Collected data entries:
##########

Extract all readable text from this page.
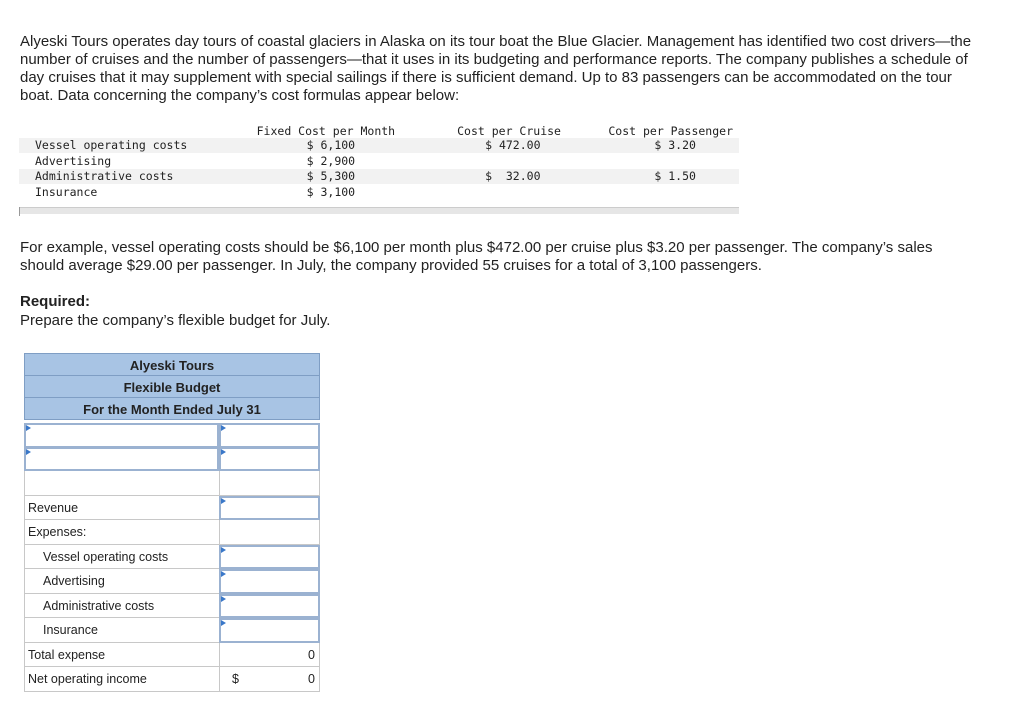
Alyeski Tours operates day tours of coastal glaciers in Alaska on its tour boat the Blue Glacier. Management has identified two cost drivers—the number of cruises and the number of passengers—that it uses in its budgeting and performance reports. The company publishes a schedule of day cruises that it may supplement with special sailings if there is sufficient demand. Up to 83 passengers can be accommodated on the tour boat. Data concerning the company’s cost formulas appear below:
	Fixed Cost per Month	Cost per Cruise	Cost per Passenger
Vessel operating costs	$ 6,100	$ 472.00	$ 3.20
Advertising	$ 2,900		
Administrative costs	$ 5,300	$  32.00	$ 1.50
Insurance	$ 3,100		
For example, vessel operating costs should be $6,100 per month plus $472.00 per cruise plus $3.20 per passenger. The company’s sales should average $29.00 per passenger. In July, the company provided 55 cruises for a total of 3,100 passengers.
Required:
Prepare the company’s flexible budget for July.
Alyeski Tours
Flexible Budget
For the Month Ended July 31
Revenue
Expenses:
Vessel operating costs
Advertising
Administrative costs
Insurance
Total expense	0
Net operating income	$	0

##########

Problem description »
Every record is to be reproduced exactly, with no pictures included.

Full output »
Extract all readable text from this page.
Alyeski Tours operates day tours of coastal glaciers in Alaska on its tour boat the Blue Glacier. Management has identified two cost drivers—the number of cruises and the number of passengers—that it uses in its budgeting and performance reports. The company publishes a schedule of day cruises that it may supplement with special sailings if there is sufficient demand. Up to 83 passengers can be accommodated on the tour boat. Data concerning the company’s cost formulas appear below:
	Fixed Cost per Month	Cost per Cruise	Cost per Passenger
Vessel operating costs	$ 6,100	$ 472.00	$ 3.20
Advertising	$ 2,900		
Administrative costs	$ 5,300	$  32.00	$ 1.50
Insurance	$ 3,100		
For example, vessel operating costs should be $6,100 per month plus $472.00 per cruise plus $3.20 per passenger. The company’s sales should average $29.00 per passenger. In July, the company provided 55 cruises for a total of 3,100 passengers.
Required:
Prepare the company’s flexible budget for July.
Alyeski Tours
Flexible Budget
For the Month Ended July 31
Revenue
Expenses:
Vessel operating costs
Advertising
Administrative costs
Insurance
Total expense	0
Net operating income	$	0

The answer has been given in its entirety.